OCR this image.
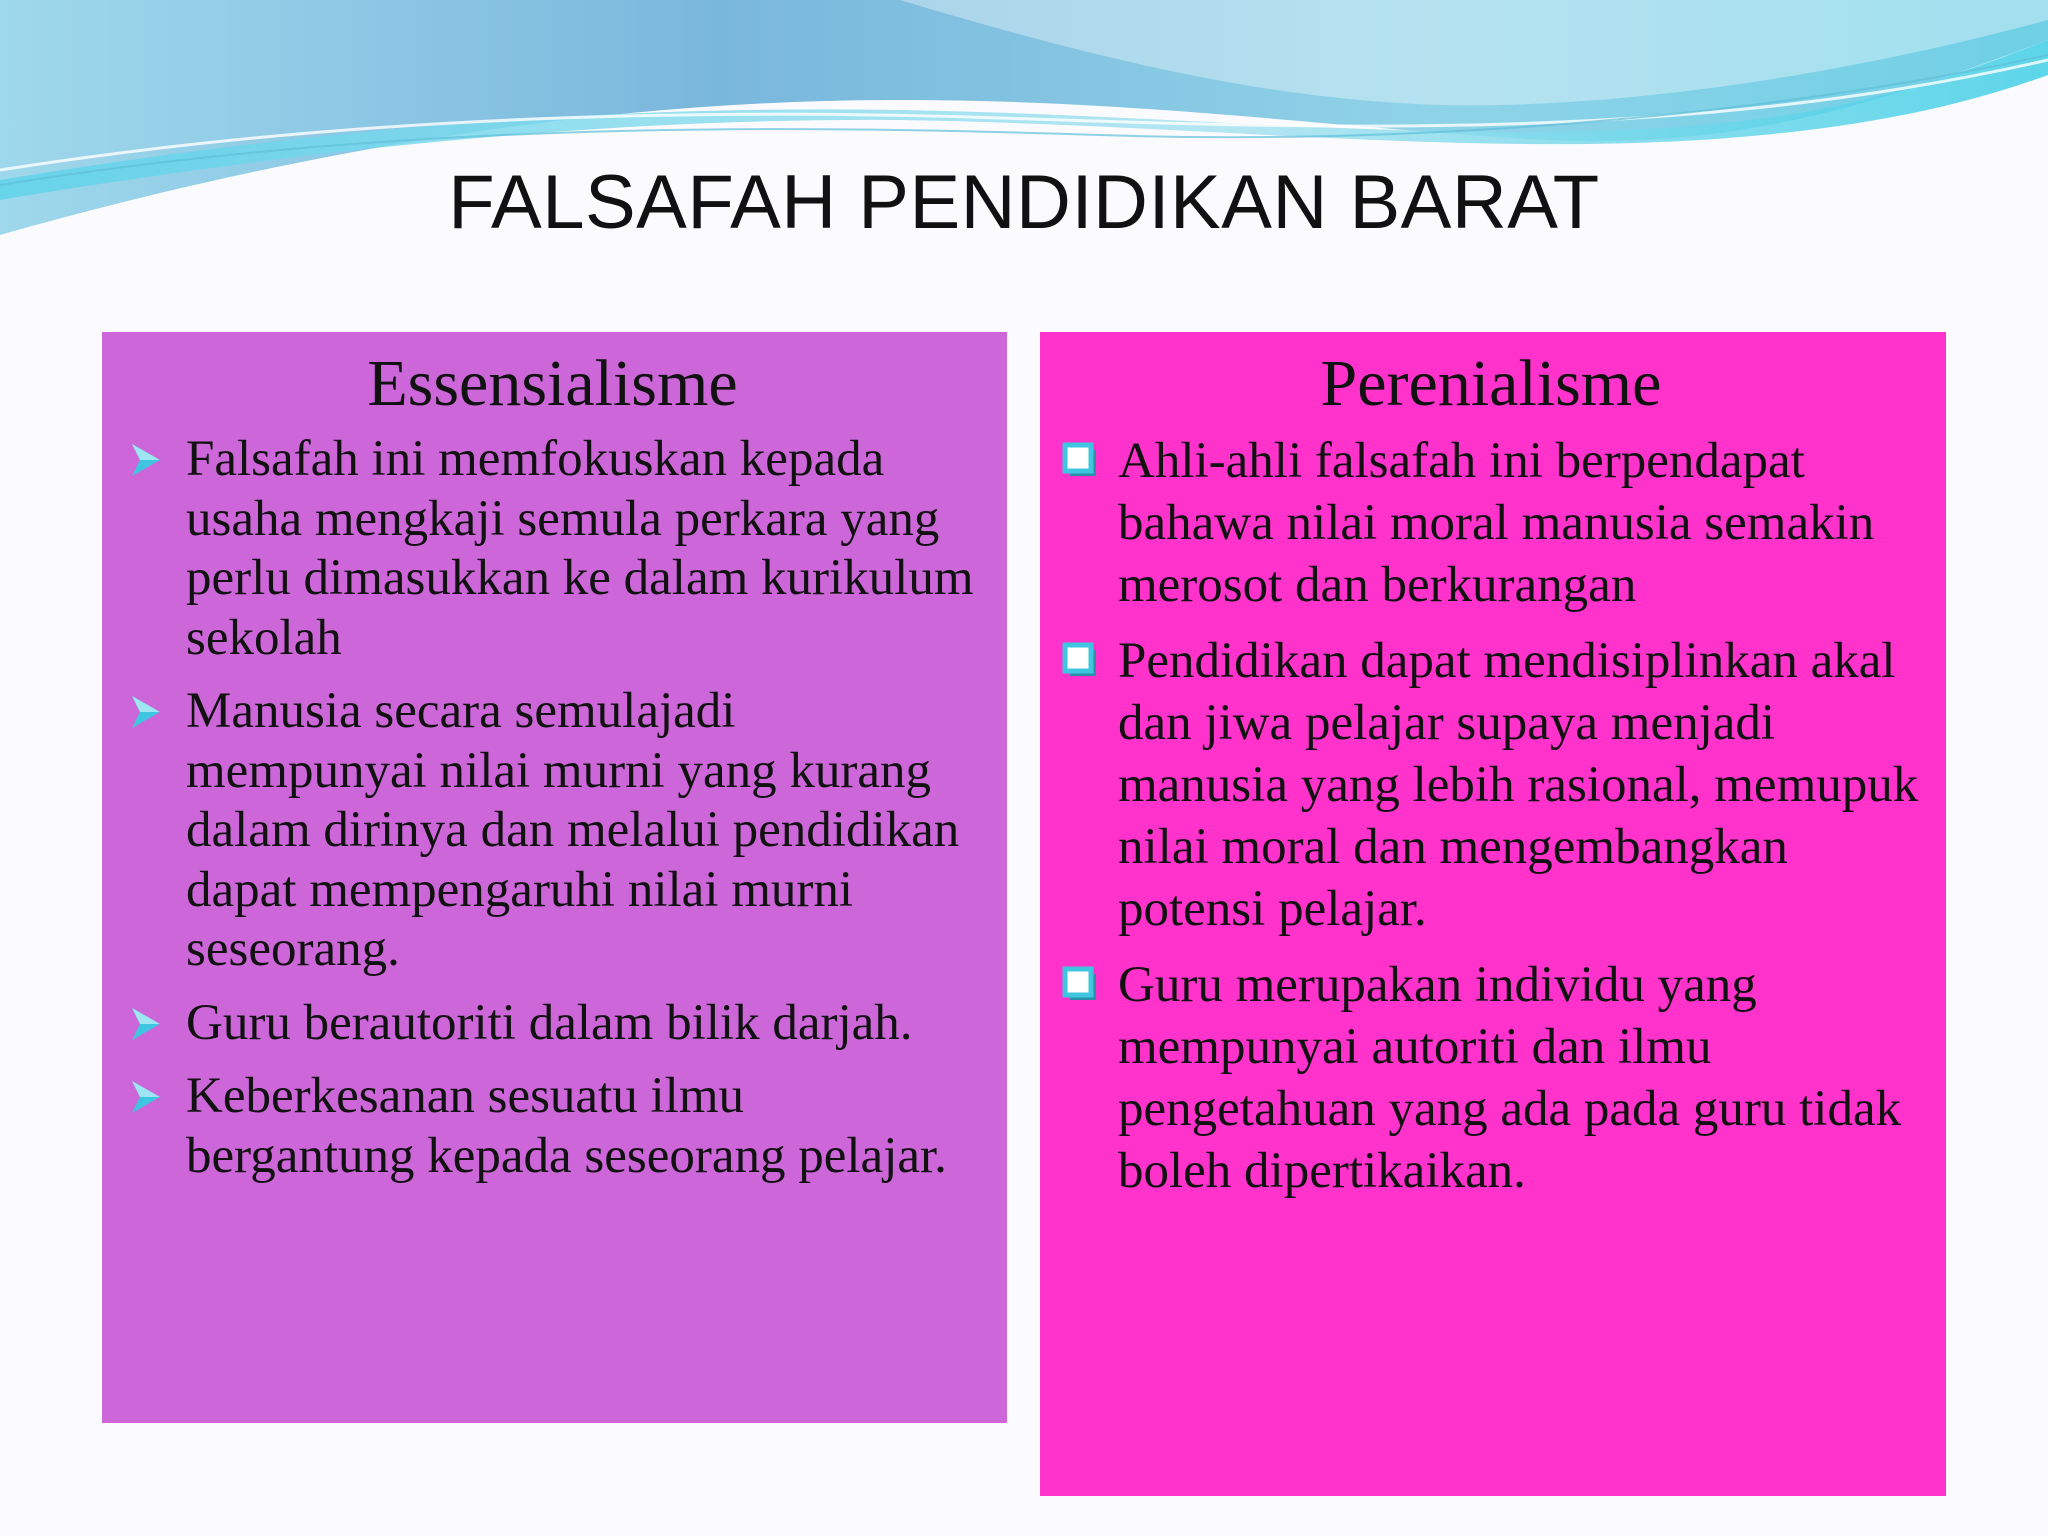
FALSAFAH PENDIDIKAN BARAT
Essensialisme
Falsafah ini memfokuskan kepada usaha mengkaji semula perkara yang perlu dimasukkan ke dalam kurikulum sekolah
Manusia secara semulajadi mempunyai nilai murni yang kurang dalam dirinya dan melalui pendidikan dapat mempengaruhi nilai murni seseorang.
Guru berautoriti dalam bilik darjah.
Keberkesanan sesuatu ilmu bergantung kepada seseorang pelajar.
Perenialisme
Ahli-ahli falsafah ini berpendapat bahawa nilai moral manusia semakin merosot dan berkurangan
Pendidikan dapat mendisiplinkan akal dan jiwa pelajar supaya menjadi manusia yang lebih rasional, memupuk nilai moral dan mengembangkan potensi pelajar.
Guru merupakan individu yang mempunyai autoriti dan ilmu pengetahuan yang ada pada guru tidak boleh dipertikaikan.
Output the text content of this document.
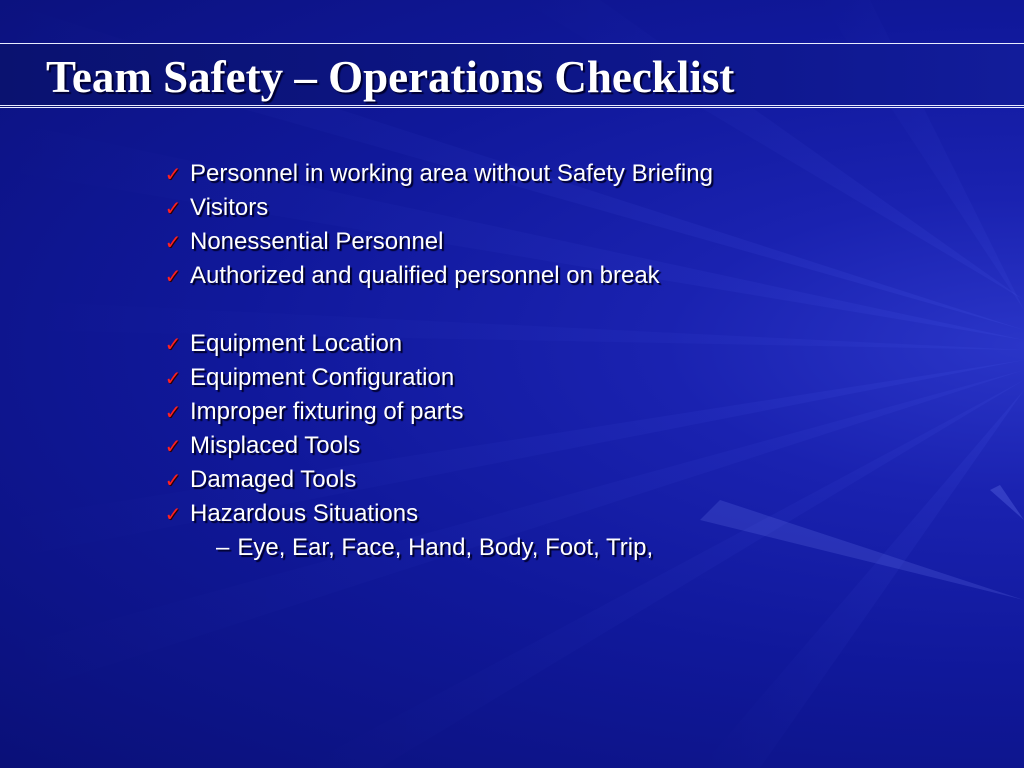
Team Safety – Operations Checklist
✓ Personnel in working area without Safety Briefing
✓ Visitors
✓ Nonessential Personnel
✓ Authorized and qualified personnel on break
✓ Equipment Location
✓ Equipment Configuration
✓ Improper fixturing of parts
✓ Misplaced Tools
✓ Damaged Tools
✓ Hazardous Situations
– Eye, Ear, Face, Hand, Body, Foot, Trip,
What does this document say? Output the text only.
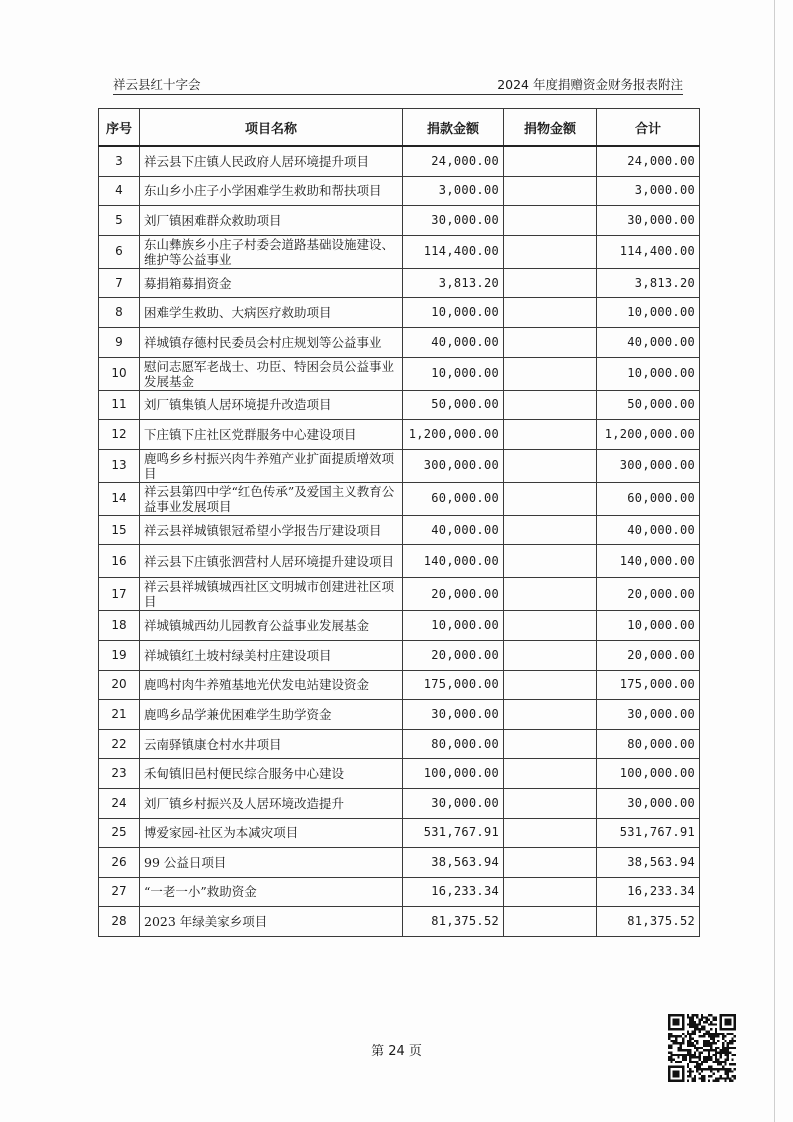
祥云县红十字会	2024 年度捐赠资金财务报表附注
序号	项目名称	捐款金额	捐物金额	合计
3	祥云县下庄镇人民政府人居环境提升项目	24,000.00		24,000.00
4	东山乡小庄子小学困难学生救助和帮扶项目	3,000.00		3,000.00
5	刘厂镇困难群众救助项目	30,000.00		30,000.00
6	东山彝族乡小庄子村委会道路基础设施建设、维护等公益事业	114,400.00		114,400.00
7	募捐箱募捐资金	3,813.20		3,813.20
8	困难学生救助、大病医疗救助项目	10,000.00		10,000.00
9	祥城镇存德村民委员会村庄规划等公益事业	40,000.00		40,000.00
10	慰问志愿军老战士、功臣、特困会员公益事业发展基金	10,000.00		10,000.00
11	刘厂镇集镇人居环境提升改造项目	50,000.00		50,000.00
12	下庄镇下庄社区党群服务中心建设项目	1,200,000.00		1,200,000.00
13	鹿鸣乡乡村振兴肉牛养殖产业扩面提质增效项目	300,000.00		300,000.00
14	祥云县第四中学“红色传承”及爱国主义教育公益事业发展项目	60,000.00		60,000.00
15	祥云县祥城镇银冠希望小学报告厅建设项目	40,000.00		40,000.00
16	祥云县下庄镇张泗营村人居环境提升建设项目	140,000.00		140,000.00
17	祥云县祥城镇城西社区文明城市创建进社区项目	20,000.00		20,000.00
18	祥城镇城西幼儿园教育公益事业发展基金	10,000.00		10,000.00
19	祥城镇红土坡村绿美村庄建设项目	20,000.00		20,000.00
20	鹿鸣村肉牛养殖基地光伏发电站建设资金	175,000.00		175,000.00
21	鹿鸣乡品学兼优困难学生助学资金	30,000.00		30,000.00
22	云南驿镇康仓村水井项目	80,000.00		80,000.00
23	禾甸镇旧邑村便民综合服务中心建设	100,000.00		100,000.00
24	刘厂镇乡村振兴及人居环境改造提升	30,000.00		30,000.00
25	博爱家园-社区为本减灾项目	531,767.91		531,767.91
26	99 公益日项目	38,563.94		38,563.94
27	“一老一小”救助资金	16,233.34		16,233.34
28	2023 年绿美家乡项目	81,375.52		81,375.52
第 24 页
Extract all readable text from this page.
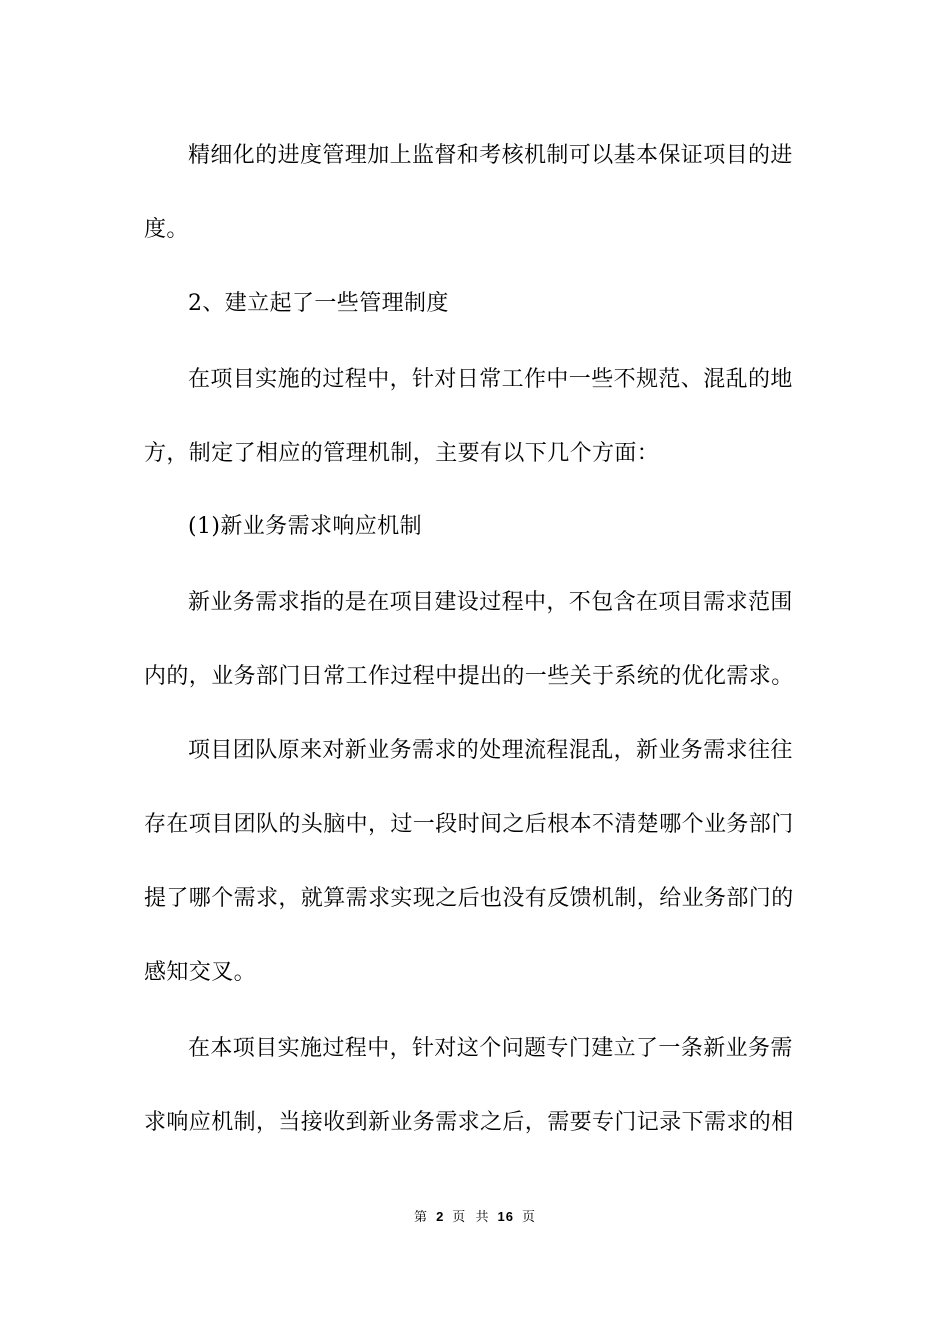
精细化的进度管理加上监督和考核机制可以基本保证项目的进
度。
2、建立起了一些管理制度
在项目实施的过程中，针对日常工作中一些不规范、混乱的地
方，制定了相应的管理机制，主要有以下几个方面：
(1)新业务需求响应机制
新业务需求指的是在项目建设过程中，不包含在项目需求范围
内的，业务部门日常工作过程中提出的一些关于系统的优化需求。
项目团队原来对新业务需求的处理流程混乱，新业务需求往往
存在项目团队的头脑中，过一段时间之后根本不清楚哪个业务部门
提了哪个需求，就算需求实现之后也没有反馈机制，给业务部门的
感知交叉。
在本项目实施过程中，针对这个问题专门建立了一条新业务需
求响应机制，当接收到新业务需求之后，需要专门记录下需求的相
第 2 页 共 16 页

********

_Stated exercise_
Only lines with "kepada" are wanted here; list each of them.

_Response_
Falsafah ini memfokuskan kepada usaha mengkaji semula perkara yang perlu dimasukkan ke dalam kurikulum sekolah
Keberkesanan sesuatu ilmu bergantung kepada seseorang pelajar.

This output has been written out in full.